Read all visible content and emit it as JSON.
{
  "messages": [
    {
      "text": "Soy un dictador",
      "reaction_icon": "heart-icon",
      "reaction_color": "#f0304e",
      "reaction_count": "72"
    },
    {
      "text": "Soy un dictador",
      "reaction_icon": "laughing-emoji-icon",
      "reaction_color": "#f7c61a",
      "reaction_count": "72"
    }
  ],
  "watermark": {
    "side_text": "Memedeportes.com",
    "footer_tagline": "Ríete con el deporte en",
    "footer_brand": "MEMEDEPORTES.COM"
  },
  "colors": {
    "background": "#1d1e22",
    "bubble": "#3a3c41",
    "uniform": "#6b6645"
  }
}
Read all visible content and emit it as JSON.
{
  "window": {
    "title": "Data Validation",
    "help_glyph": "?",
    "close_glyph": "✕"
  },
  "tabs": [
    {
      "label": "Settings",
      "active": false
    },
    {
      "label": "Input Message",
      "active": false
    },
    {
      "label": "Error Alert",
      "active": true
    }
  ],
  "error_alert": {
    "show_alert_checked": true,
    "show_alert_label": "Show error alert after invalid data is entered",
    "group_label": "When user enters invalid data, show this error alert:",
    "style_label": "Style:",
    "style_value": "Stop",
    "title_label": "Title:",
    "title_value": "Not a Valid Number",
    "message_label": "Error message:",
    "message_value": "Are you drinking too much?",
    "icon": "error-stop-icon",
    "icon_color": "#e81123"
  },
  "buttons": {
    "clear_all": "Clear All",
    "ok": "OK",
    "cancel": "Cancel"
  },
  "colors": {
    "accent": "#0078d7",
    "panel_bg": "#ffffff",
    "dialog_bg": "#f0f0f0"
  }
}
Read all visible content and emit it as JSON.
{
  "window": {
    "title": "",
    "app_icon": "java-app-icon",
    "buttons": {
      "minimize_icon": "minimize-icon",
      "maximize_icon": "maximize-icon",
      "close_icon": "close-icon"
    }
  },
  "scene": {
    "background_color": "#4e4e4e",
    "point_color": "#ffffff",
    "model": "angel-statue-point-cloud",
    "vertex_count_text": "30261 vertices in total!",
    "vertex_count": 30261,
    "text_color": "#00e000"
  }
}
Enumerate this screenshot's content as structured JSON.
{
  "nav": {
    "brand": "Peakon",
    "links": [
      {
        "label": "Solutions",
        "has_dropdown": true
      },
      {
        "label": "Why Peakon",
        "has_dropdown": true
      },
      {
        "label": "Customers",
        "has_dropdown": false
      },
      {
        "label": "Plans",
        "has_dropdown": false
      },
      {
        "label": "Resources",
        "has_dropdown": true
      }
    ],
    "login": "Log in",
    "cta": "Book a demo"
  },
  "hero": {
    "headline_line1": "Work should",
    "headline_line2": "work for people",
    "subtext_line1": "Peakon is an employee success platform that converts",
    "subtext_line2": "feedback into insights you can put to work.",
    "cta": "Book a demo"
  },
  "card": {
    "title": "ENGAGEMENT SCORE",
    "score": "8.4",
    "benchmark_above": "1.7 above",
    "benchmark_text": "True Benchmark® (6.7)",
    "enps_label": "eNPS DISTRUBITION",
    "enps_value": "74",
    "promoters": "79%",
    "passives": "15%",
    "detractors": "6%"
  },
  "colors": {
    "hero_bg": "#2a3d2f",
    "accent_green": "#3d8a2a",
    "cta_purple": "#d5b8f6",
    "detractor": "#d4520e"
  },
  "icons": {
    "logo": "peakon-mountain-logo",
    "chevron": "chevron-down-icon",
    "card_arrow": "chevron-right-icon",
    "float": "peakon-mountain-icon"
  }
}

☆ ☆ ☆ ☆

* **DIRECTIVE**
Print the records above exactly as they appear.

* **RESPONSE BELOW**
Read all visible content and emit it as JSON.
{
  "messages": [
    {
      "text": "Soy un dictador",
      "reaction_icon": "heart-icon",
      "reaction_color": "#f0304e",
      "reaction_count": "72"
    },
    {
      "text": "Soy un dictador",
      "reaction_icon": "laughing-emoji-icon",
      "reaction_color": "#f7c61a",
      "reaction_count": "72"
    }
  ],
  "watermark": {
    "side_text": "Memedeportes.com",
    "footer_tagline": "Ríete con el deporte en",
    "footer_brand": "MEMEDEPORTES.COM"
  },
  "colors": {
    "background": "#1d1e22",
    "bubble": "#3a3c41",
    "uniform": "#6b6645"
  }
}
Read all visible content and emit it as JSON.
{
  "window": {
    "title": "Data Validation",
    "help_glyph": "?",
    "close_glyph": "✕"
  },
  "tabs": [
    {
      "label": "Settings",
      "active": false
    },
    {
      "label": "Input Message",
      "active": false
    },
    {
      "label": "Error Alert",
      "active": true
    }
  ],
  "error_alert": {
    "show_alert_checked": true,
    "show_alert_label": "Show error alert after invalid data is entered",
    "group_label": "When user enters invalid data, show this error alert:",
    "style_label": "Style:",
    "style_value": "Stop",
    "title_label": "Title:",
    "title_value": "Not a Valid Number",
    "message_label": "Error message:",
    "message_value": "Are you drinking too much?",
    "icon": "error-stop-icon",
    "icon_color": "#e81123"
  },
  "buttons": {
    "clear_all": "Clear All",
    "ok": "OK",
    "cancel": "Cancel"
  },
  "colors": {
    "accent": "#0078d7",
    "panel_bg": "#ffffff",
    "dialog_bg": "#f0f0f0"
  }
}
Read all visible content and emit it as JSON.
{
  "window": {
    "title": "",
    "app_icon": "java-app-icon",
    "buttons": {
      "minimize_icon": "minimize-icon",
      "maximize_icon": "maximize-icon",
      "close_icon": "close-icon"
    }
  },
  "scene": {
    "background_color": "#4e4e4e",
    "point_color": "#ffffff",
    "model": "angel-statue-point-cloud",
    "vertex_count_text": "30261 vertices in total!",
    "vertex_count": 30261,
    "text_color": "#00e000"
  }
}
Enumerate this screenshot's content as structured JSON.
{
  "nav": {
    "brand": "Peakon",
    "links": [
      {
        "label": "Solutions",
        "has_dropdown": true
      },
      {
        "label": "Why Peakon",
        "has_dropdown": true
      },
      {
        "label": "Customers",
        "has_dropdown": false
      },
      {
        "label": "Plans",
        "has_dropdown": false
      },
      {
        "label": "Resources",
        "has_dropdown": true
      }
    ],
    "login": "Log in",
    "cta": "Book a demo"
  },
  "hero": {
    "headline_line1": "Work should",
    "headline_line2": "work for people",
    "subtext_line1": "Peakon is an employee success platform that converts",
    "subtext_line2": "feedback into insights you can put to work.",
    "cta": "Book a demo"
  },
  "card": {
    "title": "ENGAGEMENT SCORE",
    "score": "8.4",
    "benchmark_above": "1.7 above",
    "benchmark_text": "True Benchmark® (6.7)",
    "enps_label": "eNPS DISTRUBITION",
    "enps_value": "74",
    "promoters": "79%",
    "passives": "15%",
    "detractors": "6%"
  },
  "colors": {
    "hero_bg": "#2a3d2f",
    "accent_green": "#3d8a2a",
    "cta_purple": "#d5b8f6",
    "detractor": "#d4520e"
  },
  "icons": {
    "logo": "peakon-mountain-logo",
    "chevron": "chevron-down-icon",
    "card_arrow": "chevron-right-icon",
    "float": "peakon-mountain-icon"
  }
}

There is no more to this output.